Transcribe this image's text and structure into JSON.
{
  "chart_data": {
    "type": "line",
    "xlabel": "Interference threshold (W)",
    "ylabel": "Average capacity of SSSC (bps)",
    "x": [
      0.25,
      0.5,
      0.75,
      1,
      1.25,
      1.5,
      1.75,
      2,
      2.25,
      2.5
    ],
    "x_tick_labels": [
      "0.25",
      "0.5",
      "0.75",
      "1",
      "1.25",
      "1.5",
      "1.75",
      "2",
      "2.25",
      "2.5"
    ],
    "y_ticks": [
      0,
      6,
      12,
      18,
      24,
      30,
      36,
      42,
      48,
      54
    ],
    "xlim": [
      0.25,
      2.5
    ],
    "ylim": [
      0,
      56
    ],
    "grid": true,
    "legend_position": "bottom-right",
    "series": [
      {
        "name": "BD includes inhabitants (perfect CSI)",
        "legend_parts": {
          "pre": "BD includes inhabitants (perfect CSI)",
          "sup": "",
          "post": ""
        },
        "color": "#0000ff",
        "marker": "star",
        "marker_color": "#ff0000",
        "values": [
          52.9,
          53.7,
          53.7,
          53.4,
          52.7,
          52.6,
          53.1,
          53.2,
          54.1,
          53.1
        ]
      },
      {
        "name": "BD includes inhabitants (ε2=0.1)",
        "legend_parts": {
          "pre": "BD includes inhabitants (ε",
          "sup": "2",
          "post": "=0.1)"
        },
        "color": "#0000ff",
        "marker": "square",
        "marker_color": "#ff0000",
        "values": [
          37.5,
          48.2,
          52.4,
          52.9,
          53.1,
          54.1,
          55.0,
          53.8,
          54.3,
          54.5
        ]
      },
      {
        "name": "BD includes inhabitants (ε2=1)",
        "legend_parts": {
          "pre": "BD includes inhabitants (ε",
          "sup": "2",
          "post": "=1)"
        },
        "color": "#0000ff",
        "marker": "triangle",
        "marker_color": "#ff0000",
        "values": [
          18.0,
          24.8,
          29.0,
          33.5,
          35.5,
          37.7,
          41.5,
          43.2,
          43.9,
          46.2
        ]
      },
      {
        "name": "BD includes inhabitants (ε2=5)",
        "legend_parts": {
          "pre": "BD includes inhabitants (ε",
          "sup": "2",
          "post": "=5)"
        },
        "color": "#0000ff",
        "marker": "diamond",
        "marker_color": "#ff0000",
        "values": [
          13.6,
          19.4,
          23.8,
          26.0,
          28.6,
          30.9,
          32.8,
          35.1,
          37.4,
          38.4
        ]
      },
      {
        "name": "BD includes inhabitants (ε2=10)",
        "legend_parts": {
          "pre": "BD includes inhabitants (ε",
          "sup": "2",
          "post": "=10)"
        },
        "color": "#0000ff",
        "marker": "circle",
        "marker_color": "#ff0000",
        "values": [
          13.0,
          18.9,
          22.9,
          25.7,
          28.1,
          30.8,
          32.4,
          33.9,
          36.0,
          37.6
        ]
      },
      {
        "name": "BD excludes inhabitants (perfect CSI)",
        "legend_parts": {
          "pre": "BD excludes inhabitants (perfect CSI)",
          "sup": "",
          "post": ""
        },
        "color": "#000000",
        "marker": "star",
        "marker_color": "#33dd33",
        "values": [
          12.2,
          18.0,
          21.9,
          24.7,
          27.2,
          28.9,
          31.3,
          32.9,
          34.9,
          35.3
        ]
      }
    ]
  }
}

────────────────────

**Aim of the task**
Indicate how many lines of the material include the word "includes"; the number alone is required.

**Output below**
10